# Problem description
Copy each line that contains the word "icon".

# Items from a figure collection
◆ ◆ ◆ ◆ ◆ ◆ ◆
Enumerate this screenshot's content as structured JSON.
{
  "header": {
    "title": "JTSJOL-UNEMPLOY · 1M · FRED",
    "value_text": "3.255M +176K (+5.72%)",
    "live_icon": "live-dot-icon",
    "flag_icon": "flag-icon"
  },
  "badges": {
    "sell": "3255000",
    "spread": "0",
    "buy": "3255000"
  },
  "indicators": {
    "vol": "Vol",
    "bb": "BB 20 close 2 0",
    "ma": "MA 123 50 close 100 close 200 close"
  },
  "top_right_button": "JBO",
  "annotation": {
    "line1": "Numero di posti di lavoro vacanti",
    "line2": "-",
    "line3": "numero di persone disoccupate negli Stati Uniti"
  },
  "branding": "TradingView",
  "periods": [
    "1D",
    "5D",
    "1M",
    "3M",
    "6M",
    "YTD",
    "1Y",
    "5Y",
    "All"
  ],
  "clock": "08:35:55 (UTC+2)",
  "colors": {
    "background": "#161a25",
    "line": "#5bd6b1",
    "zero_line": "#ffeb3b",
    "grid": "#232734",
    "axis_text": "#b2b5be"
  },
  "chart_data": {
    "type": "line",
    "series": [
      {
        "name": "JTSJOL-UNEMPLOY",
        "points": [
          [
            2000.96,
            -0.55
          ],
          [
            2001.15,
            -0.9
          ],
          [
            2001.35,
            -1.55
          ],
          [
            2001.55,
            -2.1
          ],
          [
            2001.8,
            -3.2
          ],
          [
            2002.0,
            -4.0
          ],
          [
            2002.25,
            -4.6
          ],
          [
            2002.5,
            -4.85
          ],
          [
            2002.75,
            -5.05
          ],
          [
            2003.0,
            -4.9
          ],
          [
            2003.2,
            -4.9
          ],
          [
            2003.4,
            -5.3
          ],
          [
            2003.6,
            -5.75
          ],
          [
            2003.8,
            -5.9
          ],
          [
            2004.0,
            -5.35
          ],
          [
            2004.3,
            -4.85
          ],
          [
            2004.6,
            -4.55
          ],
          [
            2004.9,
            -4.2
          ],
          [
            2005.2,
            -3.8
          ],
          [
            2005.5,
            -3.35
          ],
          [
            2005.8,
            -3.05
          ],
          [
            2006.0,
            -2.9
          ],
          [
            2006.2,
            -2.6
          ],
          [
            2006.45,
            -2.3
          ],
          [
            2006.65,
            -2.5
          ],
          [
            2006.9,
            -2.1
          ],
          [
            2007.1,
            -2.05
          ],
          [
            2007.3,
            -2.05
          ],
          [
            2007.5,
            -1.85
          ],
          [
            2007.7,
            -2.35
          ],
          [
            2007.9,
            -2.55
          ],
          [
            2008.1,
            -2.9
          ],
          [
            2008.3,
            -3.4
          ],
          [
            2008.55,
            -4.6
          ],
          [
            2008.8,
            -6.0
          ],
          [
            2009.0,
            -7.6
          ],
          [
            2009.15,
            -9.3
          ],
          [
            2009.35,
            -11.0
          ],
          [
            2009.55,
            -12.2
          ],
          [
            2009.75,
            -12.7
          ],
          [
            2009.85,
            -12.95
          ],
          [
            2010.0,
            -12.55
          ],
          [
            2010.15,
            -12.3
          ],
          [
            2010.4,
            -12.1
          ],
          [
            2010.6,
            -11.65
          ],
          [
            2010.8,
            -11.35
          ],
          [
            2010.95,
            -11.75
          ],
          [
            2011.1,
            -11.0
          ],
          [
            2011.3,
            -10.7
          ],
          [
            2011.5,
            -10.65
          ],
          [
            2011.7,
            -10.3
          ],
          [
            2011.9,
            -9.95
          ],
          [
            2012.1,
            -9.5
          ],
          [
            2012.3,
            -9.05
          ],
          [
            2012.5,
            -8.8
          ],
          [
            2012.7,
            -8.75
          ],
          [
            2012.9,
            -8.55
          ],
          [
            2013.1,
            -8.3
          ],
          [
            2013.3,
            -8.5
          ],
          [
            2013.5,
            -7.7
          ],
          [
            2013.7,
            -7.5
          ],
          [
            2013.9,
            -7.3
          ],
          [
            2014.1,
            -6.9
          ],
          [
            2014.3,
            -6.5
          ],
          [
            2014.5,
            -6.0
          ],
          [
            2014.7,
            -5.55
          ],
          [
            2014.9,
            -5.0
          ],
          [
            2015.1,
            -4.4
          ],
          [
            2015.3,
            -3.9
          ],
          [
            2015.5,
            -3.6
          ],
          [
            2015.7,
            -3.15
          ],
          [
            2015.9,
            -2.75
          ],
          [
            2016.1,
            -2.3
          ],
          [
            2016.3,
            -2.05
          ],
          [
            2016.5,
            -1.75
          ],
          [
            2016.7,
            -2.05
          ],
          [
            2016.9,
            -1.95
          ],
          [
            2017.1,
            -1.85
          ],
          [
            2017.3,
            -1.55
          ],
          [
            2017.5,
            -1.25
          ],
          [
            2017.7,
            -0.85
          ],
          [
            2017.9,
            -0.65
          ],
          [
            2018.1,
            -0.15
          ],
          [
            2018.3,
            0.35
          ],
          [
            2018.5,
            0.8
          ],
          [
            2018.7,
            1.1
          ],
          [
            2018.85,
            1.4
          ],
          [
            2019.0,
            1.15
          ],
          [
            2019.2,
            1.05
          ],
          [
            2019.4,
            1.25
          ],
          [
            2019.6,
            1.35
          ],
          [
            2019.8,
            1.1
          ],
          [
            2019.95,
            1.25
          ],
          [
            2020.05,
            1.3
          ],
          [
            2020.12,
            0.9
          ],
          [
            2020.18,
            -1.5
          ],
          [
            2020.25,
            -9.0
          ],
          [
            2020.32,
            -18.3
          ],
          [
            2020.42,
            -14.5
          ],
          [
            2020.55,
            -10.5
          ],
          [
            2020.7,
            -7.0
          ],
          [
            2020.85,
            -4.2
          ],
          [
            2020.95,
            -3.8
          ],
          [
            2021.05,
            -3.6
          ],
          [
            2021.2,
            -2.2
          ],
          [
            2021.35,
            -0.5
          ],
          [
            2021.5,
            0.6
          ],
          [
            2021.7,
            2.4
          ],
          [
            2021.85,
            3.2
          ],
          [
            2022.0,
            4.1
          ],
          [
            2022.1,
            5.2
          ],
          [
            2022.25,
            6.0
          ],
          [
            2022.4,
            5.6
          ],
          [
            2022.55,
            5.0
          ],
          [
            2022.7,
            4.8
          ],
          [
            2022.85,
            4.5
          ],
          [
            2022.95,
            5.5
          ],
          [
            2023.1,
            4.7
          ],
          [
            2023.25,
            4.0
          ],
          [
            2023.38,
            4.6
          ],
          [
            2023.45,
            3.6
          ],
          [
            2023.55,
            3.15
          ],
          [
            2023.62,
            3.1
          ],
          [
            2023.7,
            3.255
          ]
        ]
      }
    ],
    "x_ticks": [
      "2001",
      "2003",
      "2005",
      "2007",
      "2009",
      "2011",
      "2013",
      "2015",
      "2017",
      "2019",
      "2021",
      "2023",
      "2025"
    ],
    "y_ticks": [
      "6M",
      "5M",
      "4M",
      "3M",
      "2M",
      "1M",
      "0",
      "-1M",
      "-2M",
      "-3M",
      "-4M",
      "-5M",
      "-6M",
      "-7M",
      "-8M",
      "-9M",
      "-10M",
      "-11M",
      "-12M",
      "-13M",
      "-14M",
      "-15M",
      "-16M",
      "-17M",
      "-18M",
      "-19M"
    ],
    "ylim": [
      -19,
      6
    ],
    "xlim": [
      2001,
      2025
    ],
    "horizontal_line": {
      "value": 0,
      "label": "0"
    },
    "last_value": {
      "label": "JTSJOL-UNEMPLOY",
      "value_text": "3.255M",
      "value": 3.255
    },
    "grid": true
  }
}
◆ ◆ ◆ ◆ ◆ ◆ ◆
# Task output
    "live_icon": "live-dot-icon",
    "flag_icon": "flag-icon"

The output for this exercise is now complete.